++++ STORED RECORDS ++++

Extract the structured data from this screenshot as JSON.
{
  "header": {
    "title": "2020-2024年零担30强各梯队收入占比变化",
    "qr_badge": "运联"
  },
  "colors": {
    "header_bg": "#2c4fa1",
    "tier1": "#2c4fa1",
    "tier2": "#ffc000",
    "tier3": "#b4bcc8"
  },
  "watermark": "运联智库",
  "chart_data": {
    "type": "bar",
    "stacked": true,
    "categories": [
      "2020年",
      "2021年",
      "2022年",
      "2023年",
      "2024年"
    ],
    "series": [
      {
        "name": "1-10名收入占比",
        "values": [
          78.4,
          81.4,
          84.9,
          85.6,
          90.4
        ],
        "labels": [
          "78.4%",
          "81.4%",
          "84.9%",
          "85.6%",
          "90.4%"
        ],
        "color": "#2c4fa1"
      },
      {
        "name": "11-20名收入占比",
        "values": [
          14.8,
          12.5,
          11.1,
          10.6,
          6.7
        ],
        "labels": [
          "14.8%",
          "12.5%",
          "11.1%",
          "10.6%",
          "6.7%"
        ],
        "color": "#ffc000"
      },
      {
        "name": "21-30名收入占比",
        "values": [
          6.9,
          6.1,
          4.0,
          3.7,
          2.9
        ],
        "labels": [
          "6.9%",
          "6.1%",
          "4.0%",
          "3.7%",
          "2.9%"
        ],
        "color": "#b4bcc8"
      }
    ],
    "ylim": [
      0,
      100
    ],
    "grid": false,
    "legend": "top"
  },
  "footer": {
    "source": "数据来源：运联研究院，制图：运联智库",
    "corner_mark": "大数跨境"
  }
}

++++

**PROBLEM REQUIREMENTS:**
Restate the listing in full, word for word.

**CORRECT RESPONSE:**
Extract the structured data from this screenshot as JSON.
{
  "header": {
    "title": "2020-2024年零担30强各梯队收入占比变化",
    "qr_badge": "运联"
  },
  "colors": {
    "header_bg": "#2c4fa1",
    "tier1": "#2c4fa1",
    "tier2": "#ffc000",
    "tier3": "#b4bcc8"
  },
  "watermark": "运联智库",
  "chart_data": {
    "type": "bar",
    "stacked": true,
    "categories": [
      "2020年",
      "2021年",
      "2022年",
      "2023年",
      "2024年"
    ],
    "series": [
      {
        "name": "1-10名收入占比",
        "values": [
          78.4,
          81.4,
          84.9,
          85.6,
          90.4
        ],
        "labels": [
          "78.4%",
          "81.4%",
          "84.9%",
          "85.6%",
          "90.4%"
        ],
        "color": "#2c4fa1"
      },
      {
        "name": "11-20名收入占比",
        "values": [
          14.8,
          12.5,
          11.1,
          10.6,
          6.7
        ],
        "labels": [
          "14.8%",
          "12.5%",
          "11.1%",
          "10.6%",
          "6.7%"
        ],
        "color": "#ffc000"
      },
      {
        "name": "21-30名收入占比",
        "values": [
          6.9,
          6.1,
          4.0,
          3.7,
          2.9
        ],
        "labels": [
          "6.9%",
          "6.1%",
          "4.0%",
          "3.7%",
          "2.9%"
        ],
        "color": "#b4bcc8"
      }
    ],
    "ylim": [
      0,
      100
    ],
    "grid": false,
    "legend": "top"
  },
  "footer": {
    "source": "数据来源：运联研究院，制图：运联智库",
    "corner_mark": "大数跨境"
  }
}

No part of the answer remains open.